### Records shown

########

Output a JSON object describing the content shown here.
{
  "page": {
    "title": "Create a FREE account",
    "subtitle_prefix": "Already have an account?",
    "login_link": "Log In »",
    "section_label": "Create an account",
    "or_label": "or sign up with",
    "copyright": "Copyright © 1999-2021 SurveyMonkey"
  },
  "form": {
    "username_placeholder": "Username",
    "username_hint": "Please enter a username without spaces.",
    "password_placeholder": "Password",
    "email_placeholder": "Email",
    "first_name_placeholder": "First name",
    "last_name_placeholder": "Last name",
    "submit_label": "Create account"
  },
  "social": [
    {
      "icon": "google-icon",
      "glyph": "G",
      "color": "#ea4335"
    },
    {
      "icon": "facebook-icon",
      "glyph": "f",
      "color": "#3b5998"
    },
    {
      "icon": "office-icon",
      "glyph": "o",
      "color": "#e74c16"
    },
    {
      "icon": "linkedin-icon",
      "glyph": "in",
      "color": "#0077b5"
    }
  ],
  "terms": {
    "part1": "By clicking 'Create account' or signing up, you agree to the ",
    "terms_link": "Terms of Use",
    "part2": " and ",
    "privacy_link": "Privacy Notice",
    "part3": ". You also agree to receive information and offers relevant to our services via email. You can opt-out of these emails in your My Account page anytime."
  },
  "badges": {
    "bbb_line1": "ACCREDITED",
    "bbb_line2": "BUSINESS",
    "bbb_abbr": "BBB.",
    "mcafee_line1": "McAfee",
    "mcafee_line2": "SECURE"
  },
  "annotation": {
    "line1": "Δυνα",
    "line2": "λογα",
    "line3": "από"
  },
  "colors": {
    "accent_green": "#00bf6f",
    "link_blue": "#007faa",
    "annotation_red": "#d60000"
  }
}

########

### What this task involves
Type out all of the material again, word for word.

### Full output
Output a JSON object describing the content shown here.
{
  "page": {
    "title": "Create a FREE account",
    "subtitle_prefix": "Already have an account?",
    "login_link": "Log In »",
    "section_label": "Create an account",
    "or_label": "or sign up with",
    "copyright": "Copyright © 1999-2021 SurveyMonkey"
  },
  "form": {
    "username_placeholder": "Username",
    "username_hint": "Please enter a username without spaces.",
    "password_placeholder": "Password",
    "email_placeholder": "Email",
    "first_name_placeholder": "First name",
    "last_name_placeholder": "Last name",
    "submit_label": "Create account"
  },
  "social": [
    {
      "icon": "google-icon",
      "glyph": "G",
      "color": "#ea4335"
    },
    {
      "icon": "facebook-icon",
      "glyph": "f",
      "color": "#3b5998"
    },
    {
      "icon": "office-icon",
      "glyph": "o",
      "color": "#e74c16"
    },
    {
      "icon": "linkedin-icon",
      "glyph": "in",
      "color": "#0077b5"
    }
  ],
  "terms": {
    "part1": "By clicking 'Create account' or signing up, you agree to the ",
    "terms_link": "Terms of Use",
    "part2": " and ",
    "privacy_link": "Privacy Notice",
    "part3": ". You also agree to receive information and offers relevant to our services via email. You can opt-out of these emails in your My Account page anytime."
  },
  "badges": {
    "bbb_line1": "ACCREDITED",
    "bbb_line2": "BUSINESS",
    "bbb_abbr": "BBB.",
    "mcafee_line1": "McAfee",
    "mcafee_line2": "SECURE"
  },
  "annotation": {
    "line1": "Δυνα",
    "line2": "λογα",
    "line3": "από"
  },
  "colors": {
    "accent_green": "#00bf6f",
    "link_blue": "#007faa",
    "annotation_red": "#d60000"
  }
}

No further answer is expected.